**What is expected**
Please give the data below again in full, exactly as it stands.

--- BEGIN Data for this exercise ---

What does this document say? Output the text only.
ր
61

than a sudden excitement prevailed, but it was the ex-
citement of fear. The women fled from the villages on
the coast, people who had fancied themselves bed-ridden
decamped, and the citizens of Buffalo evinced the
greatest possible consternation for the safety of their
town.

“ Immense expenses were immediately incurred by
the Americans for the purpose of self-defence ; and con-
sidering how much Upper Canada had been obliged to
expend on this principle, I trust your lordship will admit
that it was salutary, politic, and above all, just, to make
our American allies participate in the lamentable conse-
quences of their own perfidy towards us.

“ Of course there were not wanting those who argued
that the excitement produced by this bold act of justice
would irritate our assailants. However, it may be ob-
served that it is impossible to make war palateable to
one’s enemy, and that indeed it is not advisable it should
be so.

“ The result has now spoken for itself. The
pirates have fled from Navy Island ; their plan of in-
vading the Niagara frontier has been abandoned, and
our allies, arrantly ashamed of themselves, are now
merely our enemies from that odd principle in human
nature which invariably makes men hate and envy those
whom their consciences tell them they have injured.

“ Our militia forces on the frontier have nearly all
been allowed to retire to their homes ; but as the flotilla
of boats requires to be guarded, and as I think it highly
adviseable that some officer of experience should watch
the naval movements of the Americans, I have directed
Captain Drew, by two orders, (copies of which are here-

--- END Data for this exercise ---

**Written solution**
What does this document say? Output the text only.
ր
61

than a sudden excitement prevailed, but it was the ex-
citement of fear. The women fled from the villages on
the coast, people who had fancied themselves bed-ridden
decamped, and the citizens of Buffalo evinced the
greatest possible consternation for the safety of their
town.

“ Immense expenses were immediately incurred by
the Americans for the purpose of self-defence ; and con-
sidering how much Upper Canada had been obliged to
expend on this principle, I trust your lordship will admit
that it was salutary, politic, and above all, just, to make
our American allies participate in the lamentable conse-
quences of their own perfidy towards us.

“ Of course there were not wanting those who argued
that the excitement produced by this bold act of justice
would irritate our assailants. However, it may be ob-
served that it is impossible to make war palateable to
one’s enemy, and that indeed it is not advisable it should
be so.

“ The result has now spoken for itself. The
pirates have fled from Navy Island ; their plan of in-
vading the Niagara frontier has been abandoned, and
our allies, arrantly ashamed of themselves, are now
merely our enemies from that odd principle in human
nature which invariably makes men hate and envy those
whom their consciences tell them they have injured.

“ Our militia forces on the frontier have nearly all
been allowed to retire to their homes ; but as the flotilla
of boats requires to be guarded, and as I think it highly
adviseable that some officer of experience should watch
the naval movements of the Americans, I have directed
Captain Drew, by two orders, (copies of which are here-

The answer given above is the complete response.